WHAT IS REQUIRED: Give back the whole listing exactly as shown.

===== EXERCISE INPUTS

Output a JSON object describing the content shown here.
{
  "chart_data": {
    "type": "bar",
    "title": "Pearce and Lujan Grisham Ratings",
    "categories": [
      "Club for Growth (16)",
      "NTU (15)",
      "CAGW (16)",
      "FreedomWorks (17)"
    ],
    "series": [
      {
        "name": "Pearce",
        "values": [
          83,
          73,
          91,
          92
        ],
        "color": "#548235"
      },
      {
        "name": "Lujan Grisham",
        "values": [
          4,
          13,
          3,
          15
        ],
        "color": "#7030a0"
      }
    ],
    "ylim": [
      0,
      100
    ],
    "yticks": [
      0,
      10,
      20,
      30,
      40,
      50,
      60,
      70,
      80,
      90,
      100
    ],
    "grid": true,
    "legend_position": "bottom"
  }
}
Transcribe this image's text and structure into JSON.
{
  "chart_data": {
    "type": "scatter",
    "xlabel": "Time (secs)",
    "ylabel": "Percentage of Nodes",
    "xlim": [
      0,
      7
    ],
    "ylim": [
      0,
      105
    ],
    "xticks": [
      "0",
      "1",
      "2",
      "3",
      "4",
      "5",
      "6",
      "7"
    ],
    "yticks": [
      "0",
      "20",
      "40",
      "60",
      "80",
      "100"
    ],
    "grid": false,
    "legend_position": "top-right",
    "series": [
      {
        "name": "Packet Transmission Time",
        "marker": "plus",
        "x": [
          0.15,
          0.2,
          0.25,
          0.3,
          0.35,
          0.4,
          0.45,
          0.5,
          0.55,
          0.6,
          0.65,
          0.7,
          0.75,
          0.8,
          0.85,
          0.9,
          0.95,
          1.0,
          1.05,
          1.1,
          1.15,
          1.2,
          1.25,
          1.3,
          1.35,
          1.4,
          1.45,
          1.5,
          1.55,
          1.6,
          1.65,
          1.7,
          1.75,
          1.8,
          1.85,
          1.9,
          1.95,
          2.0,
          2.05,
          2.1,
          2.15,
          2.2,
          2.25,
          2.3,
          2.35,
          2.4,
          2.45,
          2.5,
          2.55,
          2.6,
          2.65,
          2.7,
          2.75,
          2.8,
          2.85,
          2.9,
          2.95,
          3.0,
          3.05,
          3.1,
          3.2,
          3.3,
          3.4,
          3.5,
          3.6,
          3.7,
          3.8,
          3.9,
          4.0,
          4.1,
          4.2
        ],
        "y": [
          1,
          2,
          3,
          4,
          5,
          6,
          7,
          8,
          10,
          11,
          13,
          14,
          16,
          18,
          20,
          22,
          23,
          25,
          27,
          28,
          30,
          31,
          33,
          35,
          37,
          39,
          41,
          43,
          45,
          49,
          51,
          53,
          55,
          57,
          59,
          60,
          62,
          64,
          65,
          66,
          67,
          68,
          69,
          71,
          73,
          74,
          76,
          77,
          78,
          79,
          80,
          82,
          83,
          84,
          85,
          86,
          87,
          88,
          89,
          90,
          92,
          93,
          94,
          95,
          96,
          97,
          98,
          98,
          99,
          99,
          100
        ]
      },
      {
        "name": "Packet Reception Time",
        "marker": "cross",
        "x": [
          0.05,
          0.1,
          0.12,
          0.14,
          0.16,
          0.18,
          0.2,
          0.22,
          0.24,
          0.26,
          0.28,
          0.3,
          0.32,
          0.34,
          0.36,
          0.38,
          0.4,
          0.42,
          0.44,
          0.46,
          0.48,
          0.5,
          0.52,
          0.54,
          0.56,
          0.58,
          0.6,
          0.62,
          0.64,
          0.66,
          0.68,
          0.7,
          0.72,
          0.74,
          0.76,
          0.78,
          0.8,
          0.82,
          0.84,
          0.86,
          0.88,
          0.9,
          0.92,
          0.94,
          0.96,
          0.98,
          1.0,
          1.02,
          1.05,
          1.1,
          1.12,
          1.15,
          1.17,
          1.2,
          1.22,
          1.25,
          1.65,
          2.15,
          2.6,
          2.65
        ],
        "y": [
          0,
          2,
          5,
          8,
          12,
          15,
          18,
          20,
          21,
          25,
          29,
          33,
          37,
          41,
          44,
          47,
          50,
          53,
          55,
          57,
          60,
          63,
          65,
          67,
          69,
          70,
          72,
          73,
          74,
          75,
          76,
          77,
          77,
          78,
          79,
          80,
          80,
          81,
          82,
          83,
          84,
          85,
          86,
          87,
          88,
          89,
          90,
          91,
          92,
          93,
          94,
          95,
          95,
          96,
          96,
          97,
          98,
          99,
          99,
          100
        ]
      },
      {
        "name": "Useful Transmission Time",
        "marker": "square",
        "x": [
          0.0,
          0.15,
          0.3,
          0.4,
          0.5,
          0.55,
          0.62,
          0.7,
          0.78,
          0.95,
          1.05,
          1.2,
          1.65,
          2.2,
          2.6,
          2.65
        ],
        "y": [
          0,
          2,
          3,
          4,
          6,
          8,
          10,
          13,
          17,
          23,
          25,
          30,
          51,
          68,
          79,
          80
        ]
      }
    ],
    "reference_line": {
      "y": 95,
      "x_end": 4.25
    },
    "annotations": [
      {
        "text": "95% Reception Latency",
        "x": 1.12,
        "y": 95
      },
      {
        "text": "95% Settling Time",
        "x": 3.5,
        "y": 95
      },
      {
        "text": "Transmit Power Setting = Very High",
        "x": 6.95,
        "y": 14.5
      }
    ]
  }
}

==========

IN RESPONSE:
Output a JSON object describing the content shown here.
{
  "chart_data": {
    "type": "bar",
    "title": "Pearce and Lujan Grisham Ratings",
    "categories": [
      "Club for Growth (16)",
      "NTU (15)",
      "CAGW (16)",
      "FreedomWorks (17)"
    ],
    "series": [
      {
        "name": "Pearce",
        "values": [
          83,
          73,
          91,
          92
        ],
        "color": "#548235"
      },
      {
        "name": "Lujan Grisham",
        "values": [
          4,
          13,
          3,
          15
        ],
        "color": "#7030a0"
      }
    ],
    "ylim": [
      0,
      100
    ],
    "yticks": [
      0,
      10,
      20,
      30,
      40,
      50,
      60,
      70,
      80,
      90,
      100
    ],
    "grid": true,
    "legend_position": "bottom"
  }
}
Transcribe this image's text and structure into JSON.
{
  "chart_data": {
    "type": "scatter",
    "xlabel": "Time (secs)",
    "ylabel": "Percentage of Nodes",
    "xlim": [
      0,
      7
    ],
    "ylim": [
      0,
      105
    ],
    "xticks": [
      "0",
      "1",
      "2",
      "3",
      "4",
      "5",
      "6",
      "7"
    ],
    "yticks": [
      "0",
      "20",
      "40",
      "60",
      "80",
      "100"
    ],
    "grid": false,
    "legend_position": "top-right",
    "series": [
      {
        "name": "Packet Transmission Time",
        "marker": "plus",
        "x": [
          0.15,
          0.2,
          0.25,
          0.3,
          0.35,
          0.4,
          0.45,
          0.5,
          0.55,
          0.6,
          0.65,
          0.7,
          0.75,
          0.8,
          0.85,
          0.9,
          0.95,
          1.0,
          1.05,
          1.1,
          1.15,
          1.2,
          1.25,
          1.3,
          1.35,
          1.4,
          1.45,
          1.5,
          1.55,
          1.6,
          1.65,
          1.7,
          1.75,
          1.8,
          1.85,
          1.9,
          1.95,
          2.0,
          2.05,
          2.1,
          2.15,
          2.2,
          2.25,
          2.3,
          2.35,
          2.4,
          2.45,
          2.5,
          2.55,
          2.6,
          2.65,
          2.7,
          2.75,
          2.8,
          2.85,
          2.9,
          2.95,
          3.0,
          3.05,
          3.1,
          3.2,
          3.3,
          3.4,
          3.5,
          3.6,
          3.7,
          3.8,
          3.9,
          4.0,
          4.1,
          4.2
        ],
        "y": [
          1,
          2,
          3,
          4,
          5,
          6,
          7,
          8,
          10,
          11,
          13,
          14,
          16,
          18,
          20,
          22,
          23,
          25,
          27,
          28,
          30,
          31,
          33,
          35,
          37,
          39,
          41,
          43,
          45,
          49,
          51,
          53,
          55,
          57,
          59,
          60,
          62,
          64,
          65,
          66,
          67,
          68,
          69,
          71,
          73,
          74,
          76,
          77,
          78,
          79,
          80,
          82,
          83,
          84,
          85,
          86,
          87,
          88,
          89,
          90,
          92,
          93,
          94,
          95,
          96,
          97,
          98,
          98,
          99,
          99,
          100
        ]
      },
      {
        "name": "Packet Reception Time",
        "marker": "cross",
        "x": [
          0.05,
          0.1,
          0.12,
          0.14,
          0.16,
          0.18,
          0.2,
          0.22,
          0.24,
          0.26,
          0.28,
          0.3,
          0.32,
          0.34,
          0.36,
          0.38,
          0.4,
          0.42,
          0.44,
          0.46,
          0.48,
          0.5,
          0.52,
          0.54,
          0.56,
          0.58,
          0.6,
          0.62,
          0.64,
          0.66,
          0.68,
          0.7,
          0.72,
          0.74,
          0.76,
          0.78,
          0.8,
          0.82,
          0.84,
          0.86,
          0.88,
          0.9,
          0.92,
          0.94,
          0.96,
          0.98,
          1.0,
          1.02,
          1.05,
          1.1,
          1.12,
          1.15,
          1.17,
          1.2,
          1.22,
          1.25,
          1.65,
          2.15,
          2.6,
          2.65
        ],
        "y": [
          0,
          2,
          5,
          8,
          12,
          15,
          18,
          20,
          21,
          25,
          29,
          33,
          37,
          41,
          44,
          47,
          50,
          53,
          55,
          57,
          60,
          63,
          65,
          67,
          69,
          70,
          72,
          73,
          74,
          75,
          76,
          77,
          77,
          78,
          79,
          80,
          80,
          81,
          82,
          83,
          84,
          85,
          86,
          87,
          88,
          89,
          90,
          91,
          92,
          93,
          94,
          95,
          95,
          96,
          96,
          97,
          98,
          99,
          99,
          100
        ]
      },
      {
        "name": "Useful Transmission Time",
        "marker": "square",
        "x": [
          0.0,
          0.15,
          0.3,
          0.4,
          0.5,
          0.55,
          0.62,
          0.7,
          0.78,
          0.95,
          1.05,
          1.2,
          1.65,
          2.2,
          2.6,
          2.65
        ],
        "y": [
          0,
          2,
          3,
          4,
          6,
          8,
          10,
          13,
          17,
          23,
          25,
          30,
          51,
          68,
          79,
          80
        ]
      }
    ],
    "reference_line": {
      "y": 95,
      "x_end": 4.25
    },
    "annotations": [
      {
        "text": "95% Reception Latency",
        "x": 1.12,
        "y": 95
      },
      {
        "text": "95% Settling Time",
        "x": 3.5,
        "y": 95
      },
      {
        "text": "Transmit Power Setting = Very High",
        "x": 6.95,
        "y": 14.5
      }
    ]
  }
}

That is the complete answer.